• **Exercise aim**:
Check every line of the material below for "bronchique". Give the number of lines that have it, and only that.

• **Material for this task**:
________

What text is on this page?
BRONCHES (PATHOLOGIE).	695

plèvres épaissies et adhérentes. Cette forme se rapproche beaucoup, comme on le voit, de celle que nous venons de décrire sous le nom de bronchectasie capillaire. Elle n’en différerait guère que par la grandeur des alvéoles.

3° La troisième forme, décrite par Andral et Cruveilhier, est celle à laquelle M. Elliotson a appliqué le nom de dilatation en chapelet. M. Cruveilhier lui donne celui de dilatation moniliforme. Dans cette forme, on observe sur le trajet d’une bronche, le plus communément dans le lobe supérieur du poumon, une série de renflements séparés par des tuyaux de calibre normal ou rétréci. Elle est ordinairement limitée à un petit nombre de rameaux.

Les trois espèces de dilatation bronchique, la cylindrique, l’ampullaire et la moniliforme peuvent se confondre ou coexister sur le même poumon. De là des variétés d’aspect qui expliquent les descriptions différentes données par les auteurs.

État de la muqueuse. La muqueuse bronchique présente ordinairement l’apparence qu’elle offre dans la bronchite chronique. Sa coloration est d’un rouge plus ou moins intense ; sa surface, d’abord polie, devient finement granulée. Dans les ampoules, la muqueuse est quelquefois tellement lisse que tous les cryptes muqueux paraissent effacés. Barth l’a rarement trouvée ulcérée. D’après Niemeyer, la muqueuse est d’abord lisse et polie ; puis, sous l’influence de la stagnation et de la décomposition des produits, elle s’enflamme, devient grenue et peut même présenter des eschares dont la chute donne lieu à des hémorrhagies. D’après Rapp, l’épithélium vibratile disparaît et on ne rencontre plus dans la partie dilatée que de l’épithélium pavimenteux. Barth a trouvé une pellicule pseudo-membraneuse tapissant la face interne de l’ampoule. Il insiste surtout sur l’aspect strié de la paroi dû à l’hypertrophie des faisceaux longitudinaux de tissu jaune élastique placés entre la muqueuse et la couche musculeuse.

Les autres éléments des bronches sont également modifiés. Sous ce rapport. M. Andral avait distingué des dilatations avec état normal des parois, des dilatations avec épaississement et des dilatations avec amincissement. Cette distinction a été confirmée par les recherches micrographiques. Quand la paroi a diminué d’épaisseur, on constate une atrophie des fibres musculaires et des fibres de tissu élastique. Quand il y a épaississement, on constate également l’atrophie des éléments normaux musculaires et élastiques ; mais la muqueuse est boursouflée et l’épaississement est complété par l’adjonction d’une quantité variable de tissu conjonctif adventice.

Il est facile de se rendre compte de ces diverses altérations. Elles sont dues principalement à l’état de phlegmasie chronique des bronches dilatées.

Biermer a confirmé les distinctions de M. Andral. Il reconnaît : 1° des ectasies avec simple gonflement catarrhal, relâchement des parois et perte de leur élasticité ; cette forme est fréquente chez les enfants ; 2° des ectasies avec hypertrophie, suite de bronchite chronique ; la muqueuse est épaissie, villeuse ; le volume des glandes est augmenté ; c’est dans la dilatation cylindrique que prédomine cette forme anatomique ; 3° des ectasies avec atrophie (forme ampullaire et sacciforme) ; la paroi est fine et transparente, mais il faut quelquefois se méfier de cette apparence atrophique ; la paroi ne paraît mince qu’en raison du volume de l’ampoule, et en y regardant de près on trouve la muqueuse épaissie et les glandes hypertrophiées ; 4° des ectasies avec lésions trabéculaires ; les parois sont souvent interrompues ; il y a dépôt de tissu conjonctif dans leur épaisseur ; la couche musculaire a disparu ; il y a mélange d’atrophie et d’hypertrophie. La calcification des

________

• **The completed task**:
2